Dataset:
____

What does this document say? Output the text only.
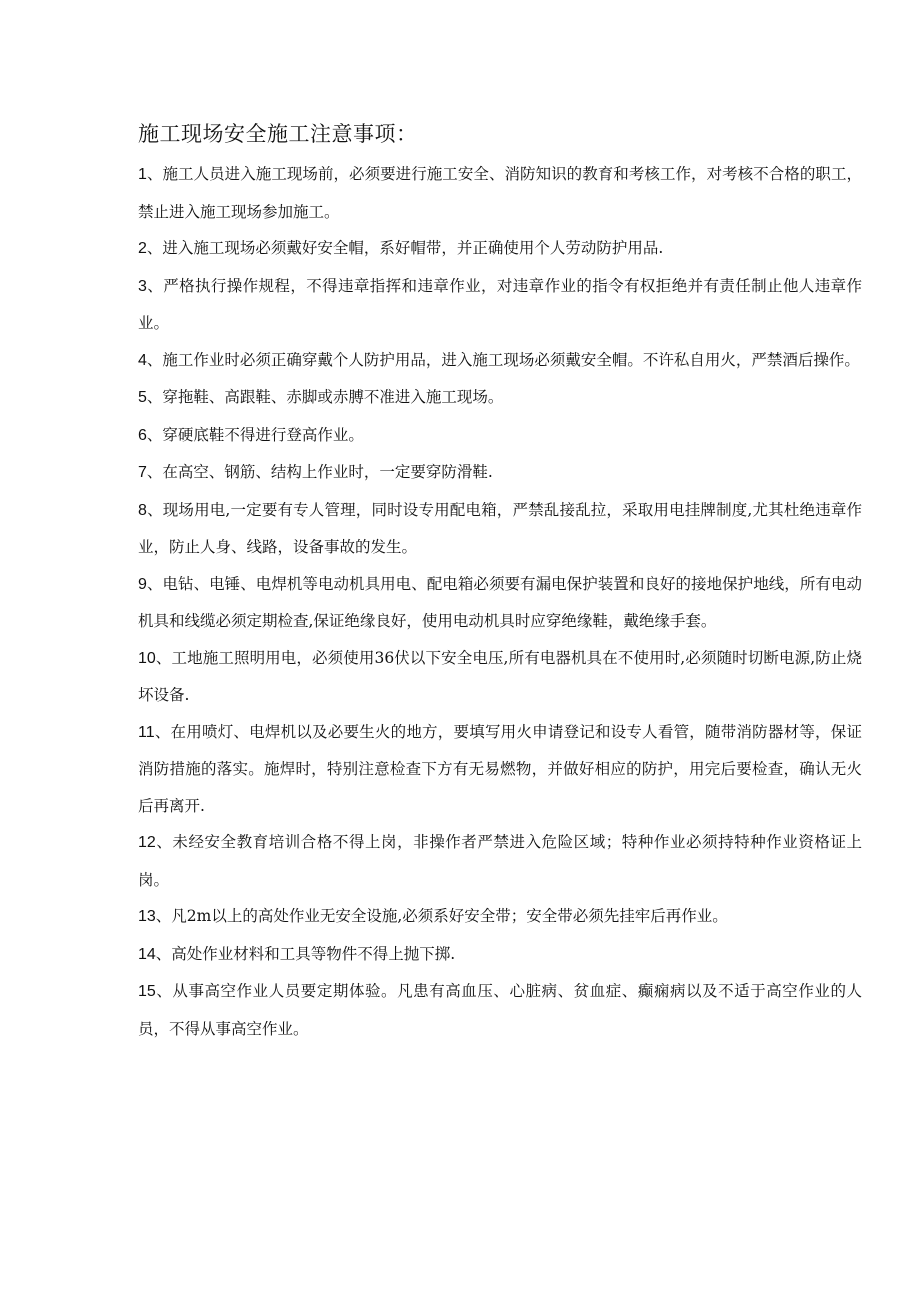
施工现场安全施工注意事项：
1、施工人员进入施工现场前，必须要进行施工安全、消防知识的教育和考核工作，对考核不合格的职工，禁止进入施工现场参加施工。
2、进入施工现场必须戴好安全帽，系好帽带，并正确使用个人劳动防护用品.
3、严格执行操作规程，不得违章指挥和违章作业，对违章作业的指令有权拒绝并有责任制止他人违章作业。
4、施工作业时必须正确穿戴个人防护用品，进入施工现场必须戴安全帽。不许私自用火，严禁酒后操作。
5、穿拖鞋、高跟鞋、赤脚或赤膊不准进入施工现场。
6、穿硬底鞋不得进行登高作业。
7、在高空、钢筋、结构上作业时，一定要穿防滑鞋.
8、现场用电,一定要有专人管理，同时设专用配电箱，严禁乱接乱拉，采取用电挂牌制度,尤其杜绝违章作业，防止人身、线路，设备事故的发生。
9、电钻、电锤、电焊机等电动机具用电、配电箱必须要有漏电保护装置和良好的接地保护地线，所有电动机具和线缆必须定期检查,保证绝缘良好，使用电动机具时应穿绝缘鞋，戴绝缘手套。
10、工地施工照明用电，必须使用36伏以下安全电压,所有电器机具在不使用时,必须随时切断电源,防止烧坏设备.
11、在用喷灯、电焊机以及必要生火的地方，要填写用火申请登记和设专人看管，随带消防器材等，保证消防措施的落实。施焊时，特别注意检查下方有无易燃物，并做好相应的防护，用完后要检查，确认无火后再离开.
12、未经安全教育培训合格不得上岗，非操作者严禁进入危险区域；特种作业必须持特种作业资格证上岗。
13、凡2m以上的高处作业无安全设施,必须系好安全带；安全带必须先挂牢后再作业。
14、高处作业材料和工具等物件不得上抛下掷.
15、从事高空作业人员要定期体验。凡患有高血压、心脏病、贫血症、癫痫病以及不适于高空作业的人员，不得从事高空作业。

____

Exercise: Please set down each line of the data above exactly as written, without the pictures.

Exercise response:
What does this document say? Output the text only.
施工现场安全施工注意事项：
1、施工人员进入施工现场前，必须要进行施工安全、消防知识的教育和考核工作，对考核不合格的职工，禁止进入施工现场参加施工。
2、进入施工现场必须戴好安全帽，系好帽带，并正确使用个人劳动防护用品.
3、严格执行操作规程，不得违章指挥和违章作业，对违章作业的指令有权拒绝并有责任制止他人违章作业。
4、施工作业时必须正确穿戴个人防护用品，进入施工现场必须戴安全帽。不许私自用火，严禁酒后操作。
5、穿拖鞋、高跟鞋、赤脚或赤膊不准进入施工现场。
6、穿硬底鞋不得进行登高作业。
7、在高空、钢筋、结构上作业时，一定要穿防滑鞋.
8、现场用电,一定要有专人管理，同时设专用配电箱，严禁乱接乱拉，采取用电挂牌制度,尤其杜绝违章作业，防止人身、线路，设备事故的发生。
9、电钻、电锤、电焊机等电动机具用电、配电箱必须要有漏电保护装置和良好的接地保护地线，所有电动机具和线缆必须定期检查,保证绝缘良好，使用电动机具时应穿绝缘鞋，戴绝缘手套。
10、工地施工照明用电，必须使用36伏以下安全电压,所有电器机具在不使用时,必须随时切断电源,防止烧坏设备.
11、在用喷灯、电焊机以及必要生火的地方，要填写用火申请登记和设专人看管，随带消防器材等，保证消防措施的落实。施焊时，特别注意检查下方有无易燃物，并做好相应的防护，用完后要检查，确认无火后再离开.
12、未经安全教育培训合格不得上岗，非操作者严禁进入危险区域；特种作业必须持特种作业资格证上岗。
13、凡2m以上的高处作业无安全设施,必须系好安全带；安全带必须先挂牢后再作业。
14、高处作业材料和工具等物件不得上抛下掷.
15、从事高空作业人员要定期体验。凡患有高血压、心脏病、贫血症、癫痫病以及不适于高空作业的人员，不得从事高空作业。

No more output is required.